■ **Directive**
Below are the records; collect from them each line containing the string "more".

■ **Data extracted from a collection**
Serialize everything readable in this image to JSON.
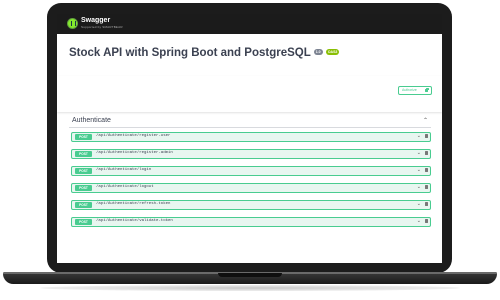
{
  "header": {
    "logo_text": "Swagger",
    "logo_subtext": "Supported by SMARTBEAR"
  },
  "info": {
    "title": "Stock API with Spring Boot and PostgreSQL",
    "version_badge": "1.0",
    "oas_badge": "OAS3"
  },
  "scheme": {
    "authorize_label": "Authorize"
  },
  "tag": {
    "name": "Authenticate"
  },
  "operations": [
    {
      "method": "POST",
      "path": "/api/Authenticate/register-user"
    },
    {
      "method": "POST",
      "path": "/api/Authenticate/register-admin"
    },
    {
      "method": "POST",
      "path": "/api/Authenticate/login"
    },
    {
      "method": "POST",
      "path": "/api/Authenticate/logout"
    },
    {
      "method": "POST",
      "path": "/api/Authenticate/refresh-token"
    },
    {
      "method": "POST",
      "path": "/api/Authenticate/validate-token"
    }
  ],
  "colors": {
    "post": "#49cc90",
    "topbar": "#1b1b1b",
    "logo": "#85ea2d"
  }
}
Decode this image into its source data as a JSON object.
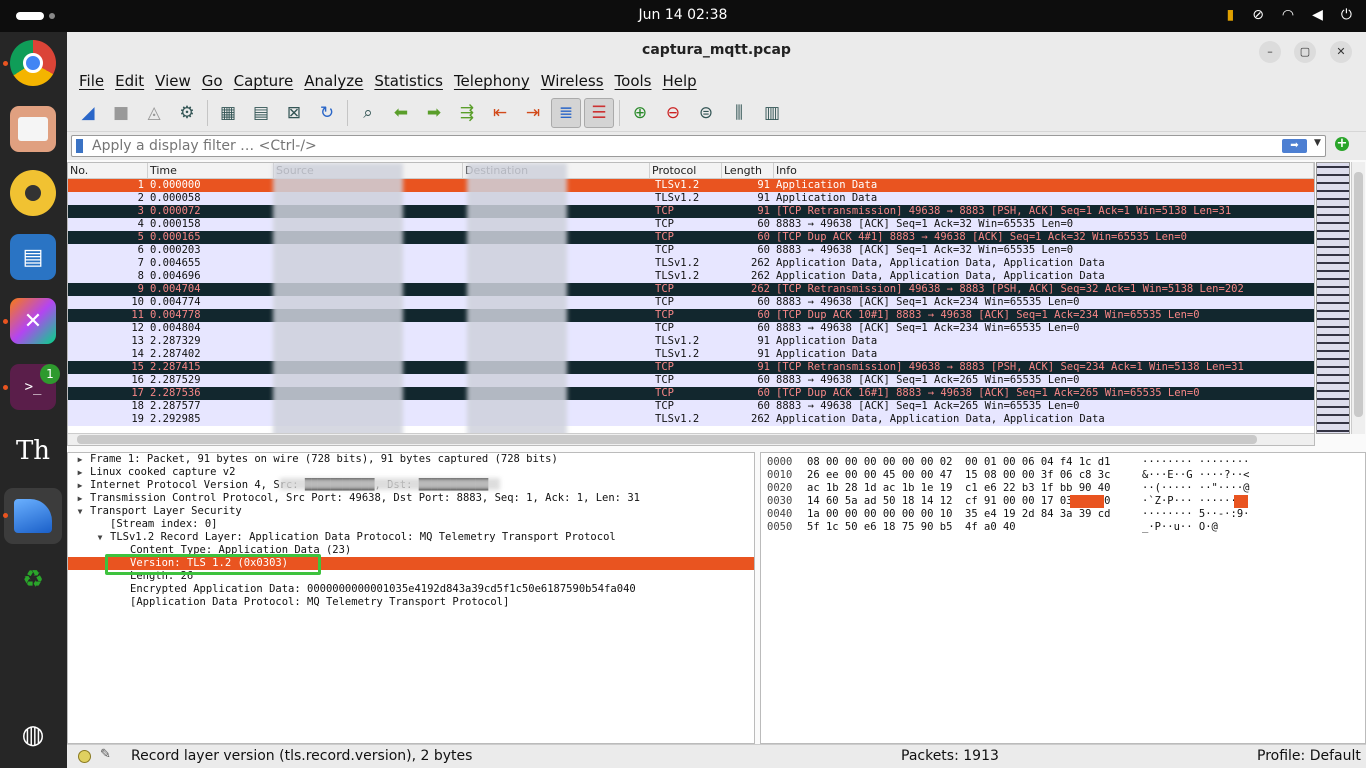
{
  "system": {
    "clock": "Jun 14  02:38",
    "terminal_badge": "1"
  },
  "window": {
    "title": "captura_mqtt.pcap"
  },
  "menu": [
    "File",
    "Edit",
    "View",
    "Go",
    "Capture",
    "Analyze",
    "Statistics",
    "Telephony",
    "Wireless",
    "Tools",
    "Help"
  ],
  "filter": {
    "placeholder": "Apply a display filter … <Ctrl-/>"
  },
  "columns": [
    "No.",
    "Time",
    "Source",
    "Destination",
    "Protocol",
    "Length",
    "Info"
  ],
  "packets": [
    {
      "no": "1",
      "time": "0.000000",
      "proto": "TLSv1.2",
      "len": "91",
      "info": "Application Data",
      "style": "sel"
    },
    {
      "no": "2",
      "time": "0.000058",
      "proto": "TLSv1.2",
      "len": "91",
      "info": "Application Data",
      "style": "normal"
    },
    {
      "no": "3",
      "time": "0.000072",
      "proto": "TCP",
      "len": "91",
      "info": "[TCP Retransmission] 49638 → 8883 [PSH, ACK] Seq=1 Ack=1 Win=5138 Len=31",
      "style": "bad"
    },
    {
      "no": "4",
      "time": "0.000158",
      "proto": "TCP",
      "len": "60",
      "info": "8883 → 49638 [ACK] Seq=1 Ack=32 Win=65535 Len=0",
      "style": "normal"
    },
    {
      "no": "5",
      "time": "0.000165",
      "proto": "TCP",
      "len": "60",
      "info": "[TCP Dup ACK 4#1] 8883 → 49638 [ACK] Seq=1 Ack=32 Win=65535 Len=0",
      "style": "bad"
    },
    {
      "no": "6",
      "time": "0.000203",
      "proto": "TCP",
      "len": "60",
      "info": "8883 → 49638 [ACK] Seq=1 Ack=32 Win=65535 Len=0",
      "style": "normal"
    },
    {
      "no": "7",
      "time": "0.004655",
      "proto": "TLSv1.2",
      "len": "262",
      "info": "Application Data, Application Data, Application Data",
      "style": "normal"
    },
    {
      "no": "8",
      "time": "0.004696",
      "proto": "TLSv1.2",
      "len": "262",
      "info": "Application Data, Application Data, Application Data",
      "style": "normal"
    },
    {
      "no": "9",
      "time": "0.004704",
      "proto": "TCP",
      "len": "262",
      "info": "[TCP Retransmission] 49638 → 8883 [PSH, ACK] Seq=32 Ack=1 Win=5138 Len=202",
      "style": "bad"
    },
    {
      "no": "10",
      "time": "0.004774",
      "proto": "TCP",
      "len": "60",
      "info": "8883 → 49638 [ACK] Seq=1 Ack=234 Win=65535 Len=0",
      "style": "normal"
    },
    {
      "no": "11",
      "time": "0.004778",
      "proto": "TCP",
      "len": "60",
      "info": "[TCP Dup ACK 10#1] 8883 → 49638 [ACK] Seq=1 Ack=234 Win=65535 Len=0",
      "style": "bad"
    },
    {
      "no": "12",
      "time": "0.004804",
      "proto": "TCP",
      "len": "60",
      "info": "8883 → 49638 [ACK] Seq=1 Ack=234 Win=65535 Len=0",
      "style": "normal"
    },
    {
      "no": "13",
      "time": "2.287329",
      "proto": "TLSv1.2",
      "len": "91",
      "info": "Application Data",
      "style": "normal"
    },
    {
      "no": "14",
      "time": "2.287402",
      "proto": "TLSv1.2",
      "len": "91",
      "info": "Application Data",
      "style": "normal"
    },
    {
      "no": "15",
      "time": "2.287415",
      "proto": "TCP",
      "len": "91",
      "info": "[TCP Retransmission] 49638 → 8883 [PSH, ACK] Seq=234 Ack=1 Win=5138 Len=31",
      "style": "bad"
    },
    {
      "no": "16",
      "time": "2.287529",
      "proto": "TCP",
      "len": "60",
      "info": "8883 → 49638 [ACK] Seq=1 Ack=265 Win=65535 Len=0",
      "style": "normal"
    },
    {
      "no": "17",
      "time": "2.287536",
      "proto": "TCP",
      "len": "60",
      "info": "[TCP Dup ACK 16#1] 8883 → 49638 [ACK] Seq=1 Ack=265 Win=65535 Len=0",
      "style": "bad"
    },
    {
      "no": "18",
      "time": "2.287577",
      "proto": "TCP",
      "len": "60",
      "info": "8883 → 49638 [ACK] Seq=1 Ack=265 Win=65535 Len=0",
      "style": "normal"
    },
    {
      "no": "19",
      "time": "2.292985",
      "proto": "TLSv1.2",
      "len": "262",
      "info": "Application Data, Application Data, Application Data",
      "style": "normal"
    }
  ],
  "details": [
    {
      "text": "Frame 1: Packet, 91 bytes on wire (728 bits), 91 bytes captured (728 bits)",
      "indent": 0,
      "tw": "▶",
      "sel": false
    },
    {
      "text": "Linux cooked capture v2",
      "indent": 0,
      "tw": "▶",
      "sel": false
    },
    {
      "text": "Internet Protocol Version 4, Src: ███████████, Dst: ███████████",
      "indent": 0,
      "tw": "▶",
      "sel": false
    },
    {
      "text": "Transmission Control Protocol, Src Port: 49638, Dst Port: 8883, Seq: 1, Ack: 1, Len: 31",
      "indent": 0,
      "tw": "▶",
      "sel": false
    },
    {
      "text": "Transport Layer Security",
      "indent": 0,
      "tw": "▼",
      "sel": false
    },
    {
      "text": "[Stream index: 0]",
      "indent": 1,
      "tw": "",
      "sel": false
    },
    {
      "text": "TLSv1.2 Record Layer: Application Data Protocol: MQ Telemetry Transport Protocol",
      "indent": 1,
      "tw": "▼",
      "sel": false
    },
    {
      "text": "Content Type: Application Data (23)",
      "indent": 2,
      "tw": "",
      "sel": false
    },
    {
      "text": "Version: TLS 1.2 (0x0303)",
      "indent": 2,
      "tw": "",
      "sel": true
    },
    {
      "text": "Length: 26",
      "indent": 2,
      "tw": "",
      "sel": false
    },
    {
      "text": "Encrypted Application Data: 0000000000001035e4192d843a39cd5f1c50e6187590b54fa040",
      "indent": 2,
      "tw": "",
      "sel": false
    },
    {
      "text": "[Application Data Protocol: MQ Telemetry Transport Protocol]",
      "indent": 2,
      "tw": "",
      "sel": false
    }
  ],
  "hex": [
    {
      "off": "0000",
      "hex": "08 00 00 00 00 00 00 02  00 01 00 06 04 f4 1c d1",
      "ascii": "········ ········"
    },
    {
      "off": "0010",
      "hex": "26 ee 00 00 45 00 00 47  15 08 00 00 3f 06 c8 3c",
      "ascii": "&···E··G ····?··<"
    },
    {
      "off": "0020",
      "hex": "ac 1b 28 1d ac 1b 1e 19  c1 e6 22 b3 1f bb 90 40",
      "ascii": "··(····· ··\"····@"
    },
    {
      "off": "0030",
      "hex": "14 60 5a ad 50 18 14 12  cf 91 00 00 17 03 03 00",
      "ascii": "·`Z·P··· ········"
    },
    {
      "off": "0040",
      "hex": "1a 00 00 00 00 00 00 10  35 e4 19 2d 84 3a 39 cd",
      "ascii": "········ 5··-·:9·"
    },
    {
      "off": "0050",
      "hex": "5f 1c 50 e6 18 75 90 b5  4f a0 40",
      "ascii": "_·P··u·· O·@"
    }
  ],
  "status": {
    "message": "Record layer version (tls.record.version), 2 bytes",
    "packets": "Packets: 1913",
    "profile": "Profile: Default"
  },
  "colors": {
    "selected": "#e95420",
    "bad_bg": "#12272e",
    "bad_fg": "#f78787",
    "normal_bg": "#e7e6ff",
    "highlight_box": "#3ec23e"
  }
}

==

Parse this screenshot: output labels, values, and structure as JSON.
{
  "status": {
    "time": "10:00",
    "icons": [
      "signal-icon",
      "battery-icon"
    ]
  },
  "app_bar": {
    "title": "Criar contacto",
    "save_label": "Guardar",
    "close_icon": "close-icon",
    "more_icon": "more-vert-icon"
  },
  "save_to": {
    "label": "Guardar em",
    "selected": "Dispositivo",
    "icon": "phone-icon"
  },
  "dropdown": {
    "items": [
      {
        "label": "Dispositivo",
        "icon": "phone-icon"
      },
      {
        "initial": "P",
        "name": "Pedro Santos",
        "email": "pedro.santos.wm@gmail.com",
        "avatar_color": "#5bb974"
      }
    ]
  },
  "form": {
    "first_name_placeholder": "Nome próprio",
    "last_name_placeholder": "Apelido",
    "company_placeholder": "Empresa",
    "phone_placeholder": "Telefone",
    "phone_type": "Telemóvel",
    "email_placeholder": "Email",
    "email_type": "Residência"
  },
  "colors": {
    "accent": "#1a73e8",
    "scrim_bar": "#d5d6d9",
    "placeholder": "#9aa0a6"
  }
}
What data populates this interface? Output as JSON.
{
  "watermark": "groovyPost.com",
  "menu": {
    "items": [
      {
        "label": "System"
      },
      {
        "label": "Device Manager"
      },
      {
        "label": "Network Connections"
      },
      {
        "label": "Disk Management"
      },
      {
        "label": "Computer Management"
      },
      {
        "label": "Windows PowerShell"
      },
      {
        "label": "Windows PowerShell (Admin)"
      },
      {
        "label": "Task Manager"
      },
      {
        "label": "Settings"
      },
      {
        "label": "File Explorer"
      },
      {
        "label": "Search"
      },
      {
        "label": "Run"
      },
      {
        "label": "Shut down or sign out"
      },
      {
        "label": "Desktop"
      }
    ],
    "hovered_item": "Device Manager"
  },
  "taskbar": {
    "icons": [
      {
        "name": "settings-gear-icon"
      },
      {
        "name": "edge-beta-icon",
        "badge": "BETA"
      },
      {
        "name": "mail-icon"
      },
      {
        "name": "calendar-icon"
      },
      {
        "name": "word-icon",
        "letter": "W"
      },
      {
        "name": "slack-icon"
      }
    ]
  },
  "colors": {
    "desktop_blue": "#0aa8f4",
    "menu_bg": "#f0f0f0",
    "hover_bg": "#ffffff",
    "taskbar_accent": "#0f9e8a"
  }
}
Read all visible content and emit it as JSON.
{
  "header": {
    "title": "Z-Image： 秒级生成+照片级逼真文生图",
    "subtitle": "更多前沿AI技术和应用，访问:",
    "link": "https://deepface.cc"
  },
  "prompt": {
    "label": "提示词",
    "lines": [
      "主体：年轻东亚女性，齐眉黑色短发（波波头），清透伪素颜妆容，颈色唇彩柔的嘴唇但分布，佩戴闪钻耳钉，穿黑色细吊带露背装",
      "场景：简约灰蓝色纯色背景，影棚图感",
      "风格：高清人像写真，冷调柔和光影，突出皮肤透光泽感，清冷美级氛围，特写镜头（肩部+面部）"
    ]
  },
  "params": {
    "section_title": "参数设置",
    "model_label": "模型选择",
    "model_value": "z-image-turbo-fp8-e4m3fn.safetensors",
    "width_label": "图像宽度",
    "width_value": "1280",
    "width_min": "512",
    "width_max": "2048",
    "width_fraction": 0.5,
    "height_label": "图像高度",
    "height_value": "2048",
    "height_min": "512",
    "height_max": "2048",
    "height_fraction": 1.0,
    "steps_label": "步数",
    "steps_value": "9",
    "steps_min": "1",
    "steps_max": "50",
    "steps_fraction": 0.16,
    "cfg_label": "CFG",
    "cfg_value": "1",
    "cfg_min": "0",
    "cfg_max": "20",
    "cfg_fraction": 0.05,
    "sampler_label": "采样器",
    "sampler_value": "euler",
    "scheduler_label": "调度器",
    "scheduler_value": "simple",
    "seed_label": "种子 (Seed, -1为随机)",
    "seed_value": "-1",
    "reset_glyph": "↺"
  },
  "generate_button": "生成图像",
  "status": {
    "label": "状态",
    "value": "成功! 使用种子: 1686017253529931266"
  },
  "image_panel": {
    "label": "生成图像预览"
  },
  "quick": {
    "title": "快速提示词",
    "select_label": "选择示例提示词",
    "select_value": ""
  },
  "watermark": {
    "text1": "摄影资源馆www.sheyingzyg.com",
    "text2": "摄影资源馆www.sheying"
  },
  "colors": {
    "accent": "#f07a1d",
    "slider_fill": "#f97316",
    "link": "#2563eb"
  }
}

==

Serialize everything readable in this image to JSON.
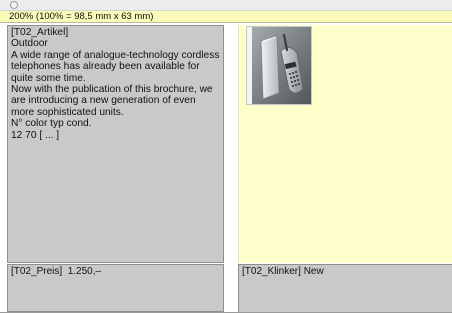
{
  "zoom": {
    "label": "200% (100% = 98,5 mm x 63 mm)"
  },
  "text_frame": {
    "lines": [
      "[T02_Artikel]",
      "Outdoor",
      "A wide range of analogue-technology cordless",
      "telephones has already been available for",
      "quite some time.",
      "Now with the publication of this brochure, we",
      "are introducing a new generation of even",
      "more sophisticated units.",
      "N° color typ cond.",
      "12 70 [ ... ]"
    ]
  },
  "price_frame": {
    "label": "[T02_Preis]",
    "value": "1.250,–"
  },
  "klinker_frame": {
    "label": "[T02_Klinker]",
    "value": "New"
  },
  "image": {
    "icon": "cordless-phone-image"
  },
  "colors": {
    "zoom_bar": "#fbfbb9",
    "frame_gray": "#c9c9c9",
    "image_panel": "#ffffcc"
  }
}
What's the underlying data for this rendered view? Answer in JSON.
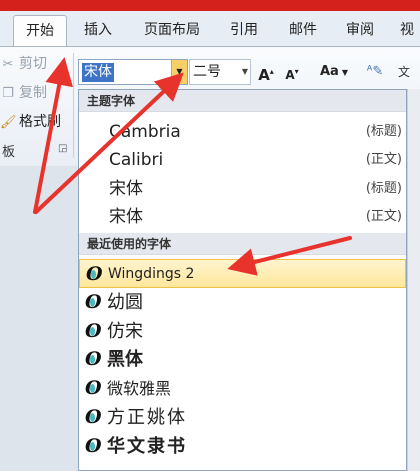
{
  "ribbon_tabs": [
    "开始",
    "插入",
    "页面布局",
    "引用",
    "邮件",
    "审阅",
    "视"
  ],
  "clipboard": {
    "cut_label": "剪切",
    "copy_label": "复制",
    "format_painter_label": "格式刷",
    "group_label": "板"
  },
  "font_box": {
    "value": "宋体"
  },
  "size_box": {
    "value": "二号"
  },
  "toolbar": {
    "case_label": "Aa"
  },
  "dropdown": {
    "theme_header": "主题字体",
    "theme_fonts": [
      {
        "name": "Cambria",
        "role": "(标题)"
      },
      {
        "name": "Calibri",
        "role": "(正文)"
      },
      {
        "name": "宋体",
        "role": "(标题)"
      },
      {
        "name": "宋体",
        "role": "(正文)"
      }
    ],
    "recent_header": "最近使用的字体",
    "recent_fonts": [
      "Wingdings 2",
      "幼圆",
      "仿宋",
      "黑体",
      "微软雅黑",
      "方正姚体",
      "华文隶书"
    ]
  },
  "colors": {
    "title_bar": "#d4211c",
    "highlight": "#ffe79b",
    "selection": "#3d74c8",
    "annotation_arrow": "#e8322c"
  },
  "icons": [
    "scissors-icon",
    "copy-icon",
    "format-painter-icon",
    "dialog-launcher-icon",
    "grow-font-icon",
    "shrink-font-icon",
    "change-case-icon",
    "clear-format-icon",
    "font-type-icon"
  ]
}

■ **Output below**
    "more_icon": "more-vert-icon"
      "more sophisticated units.",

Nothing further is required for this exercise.